Stored entries
* * *

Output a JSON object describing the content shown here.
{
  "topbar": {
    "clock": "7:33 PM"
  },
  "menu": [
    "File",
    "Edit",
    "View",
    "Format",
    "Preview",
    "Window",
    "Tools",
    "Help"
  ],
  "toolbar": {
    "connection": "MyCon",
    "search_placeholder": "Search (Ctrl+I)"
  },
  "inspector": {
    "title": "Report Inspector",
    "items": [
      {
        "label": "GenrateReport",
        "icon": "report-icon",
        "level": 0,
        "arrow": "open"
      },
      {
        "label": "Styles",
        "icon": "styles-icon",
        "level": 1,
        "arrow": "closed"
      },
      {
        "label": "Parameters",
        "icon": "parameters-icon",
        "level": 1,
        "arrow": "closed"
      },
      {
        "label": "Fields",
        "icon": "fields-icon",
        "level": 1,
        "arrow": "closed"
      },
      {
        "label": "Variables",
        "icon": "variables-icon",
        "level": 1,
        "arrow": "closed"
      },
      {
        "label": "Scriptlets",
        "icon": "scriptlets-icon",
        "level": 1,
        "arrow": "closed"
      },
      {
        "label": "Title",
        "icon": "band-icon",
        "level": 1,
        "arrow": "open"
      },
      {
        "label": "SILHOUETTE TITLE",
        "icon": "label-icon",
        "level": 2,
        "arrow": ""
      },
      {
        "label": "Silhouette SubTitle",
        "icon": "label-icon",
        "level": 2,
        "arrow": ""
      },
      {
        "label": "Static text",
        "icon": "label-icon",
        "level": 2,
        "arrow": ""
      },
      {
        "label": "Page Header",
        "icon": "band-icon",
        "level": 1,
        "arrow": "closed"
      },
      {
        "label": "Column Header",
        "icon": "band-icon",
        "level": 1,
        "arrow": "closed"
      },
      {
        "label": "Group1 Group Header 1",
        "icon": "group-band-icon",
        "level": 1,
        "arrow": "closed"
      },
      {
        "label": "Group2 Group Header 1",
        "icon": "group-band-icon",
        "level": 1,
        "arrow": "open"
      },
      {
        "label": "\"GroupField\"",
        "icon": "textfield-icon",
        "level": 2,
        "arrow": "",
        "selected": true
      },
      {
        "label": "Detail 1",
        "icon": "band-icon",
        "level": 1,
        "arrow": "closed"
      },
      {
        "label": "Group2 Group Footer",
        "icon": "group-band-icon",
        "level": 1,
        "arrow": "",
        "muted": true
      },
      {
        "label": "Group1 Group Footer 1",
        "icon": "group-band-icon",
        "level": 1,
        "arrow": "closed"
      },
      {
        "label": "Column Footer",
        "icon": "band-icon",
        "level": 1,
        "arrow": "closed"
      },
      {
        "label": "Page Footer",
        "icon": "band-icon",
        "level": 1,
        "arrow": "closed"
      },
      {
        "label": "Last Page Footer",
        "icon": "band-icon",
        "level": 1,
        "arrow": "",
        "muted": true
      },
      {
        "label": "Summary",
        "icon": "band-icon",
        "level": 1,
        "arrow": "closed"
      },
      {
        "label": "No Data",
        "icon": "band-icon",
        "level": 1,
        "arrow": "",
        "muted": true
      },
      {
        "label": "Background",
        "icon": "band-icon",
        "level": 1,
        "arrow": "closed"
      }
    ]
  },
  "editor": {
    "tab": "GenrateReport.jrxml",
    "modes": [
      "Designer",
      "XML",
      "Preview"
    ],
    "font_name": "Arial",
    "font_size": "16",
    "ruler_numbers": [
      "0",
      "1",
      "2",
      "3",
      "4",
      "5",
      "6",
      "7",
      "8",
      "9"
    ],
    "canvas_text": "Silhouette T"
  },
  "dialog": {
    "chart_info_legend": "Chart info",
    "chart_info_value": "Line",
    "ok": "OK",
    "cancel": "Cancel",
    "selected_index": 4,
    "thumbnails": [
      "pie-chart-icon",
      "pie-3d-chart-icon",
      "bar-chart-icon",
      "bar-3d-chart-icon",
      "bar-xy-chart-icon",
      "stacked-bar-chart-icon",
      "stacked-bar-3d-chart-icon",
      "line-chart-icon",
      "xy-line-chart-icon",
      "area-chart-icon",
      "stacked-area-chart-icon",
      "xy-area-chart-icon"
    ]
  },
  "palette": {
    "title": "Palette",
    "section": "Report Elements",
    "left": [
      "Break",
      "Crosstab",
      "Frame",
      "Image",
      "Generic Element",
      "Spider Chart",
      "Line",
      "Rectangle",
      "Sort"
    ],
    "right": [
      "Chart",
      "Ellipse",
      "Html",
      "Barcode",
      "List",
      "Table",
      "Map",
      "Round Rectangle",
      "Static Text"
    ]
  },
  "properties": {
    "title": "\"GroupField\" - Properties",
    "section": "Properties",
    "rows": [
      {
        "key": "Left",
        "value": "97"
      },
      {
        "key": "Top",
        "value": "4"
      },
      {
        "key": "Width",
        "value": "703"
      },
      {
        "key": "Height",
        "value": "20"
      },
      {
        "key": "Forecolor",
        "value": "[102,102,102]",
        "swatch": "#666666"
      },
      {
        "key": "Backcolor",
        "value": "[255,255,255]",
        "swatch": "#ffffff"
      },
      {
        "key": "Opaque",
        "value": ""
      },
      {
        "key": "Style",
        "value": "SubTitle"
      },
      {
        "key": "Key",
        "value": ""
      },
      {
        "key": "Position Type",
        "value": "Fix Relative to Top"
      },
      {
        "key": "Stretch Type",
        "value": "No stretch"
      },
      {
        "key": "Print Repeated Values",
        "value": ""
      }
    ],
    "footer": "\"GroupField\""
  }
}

* * *

Scan the material above. Return every line containing the string "stacked".

> [Result for this task]:
      "stacked-bar-chart-icon",
      "stacked-bar-3d-chart-icon",
      "stacked-area-chart-icon",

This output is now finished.